• **Tarefa do exercício**: Copie na íntegra o texto sobre o sentido da vida, sem alterar nenhuma palavra.

• **Trecho do texto**:
****

Uma Investigação: Qual o Sentido da Vida?
22.07.19
Essa é uma questão aguda, pertinente, universal. Imagino que todos já se fizeram essa pergunta, alguns filósofos ainda refletiram ontologicamente sobre qual o sentido da vida. O clássico “de onde vinhemos, para onde vamos e por que estamos aqui?”. A intenção aqui não é necessariamente fazer essa pergunta, Heideggers e Sartres já dissecaram tão bem o existencialismo que, para mim, já não faz tanto sentido repetir com minhas palavras o que outros já disseram. Não, meu intuito não está em pensar na resposta mas na pergunta em si. Afinal: Por que nos questionamos sobre qual o sentido da vida?

****

• **Dados armazenados**:
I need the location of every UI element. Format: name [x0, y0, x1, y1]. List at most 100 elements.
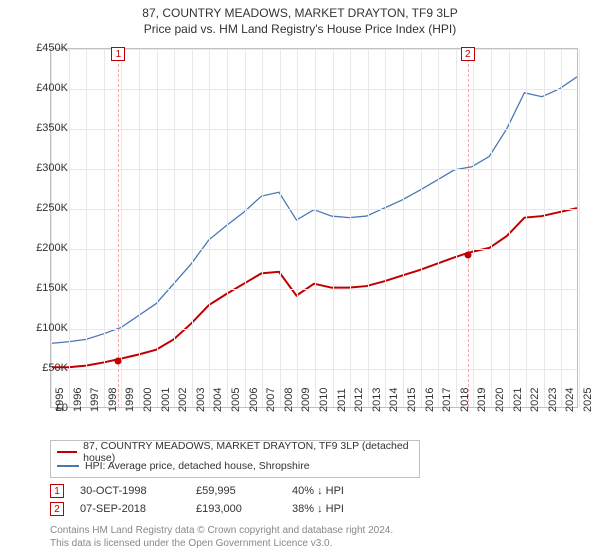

****

• **Resposta da tarefa**:
Uma Investigação: Qual o Sentido da Vida?
22.07.19
Essa é uma questão aguda, pertinente, universal. Imagino que todos já se fizeram essa pergunta, alguns filósofos ainda refletiram ontologicamente sobre qual o sentido da vida. O clássico “de onde vinhemos, para onde vamos e por que estamos aqui?”. A intenção aqui não é necessariamente fazer essa pergunta, Heideggers e Sartres já dissecaram tão bem o existencialismo que, para mim, já não faz tanto sentido repetir com minhas palavras o que outros já disseram. Não, meu intuito não está em pensar na resposta mas na pergunta em si. Afinal: Por que nos questionamos sobre qual o sentido da vida?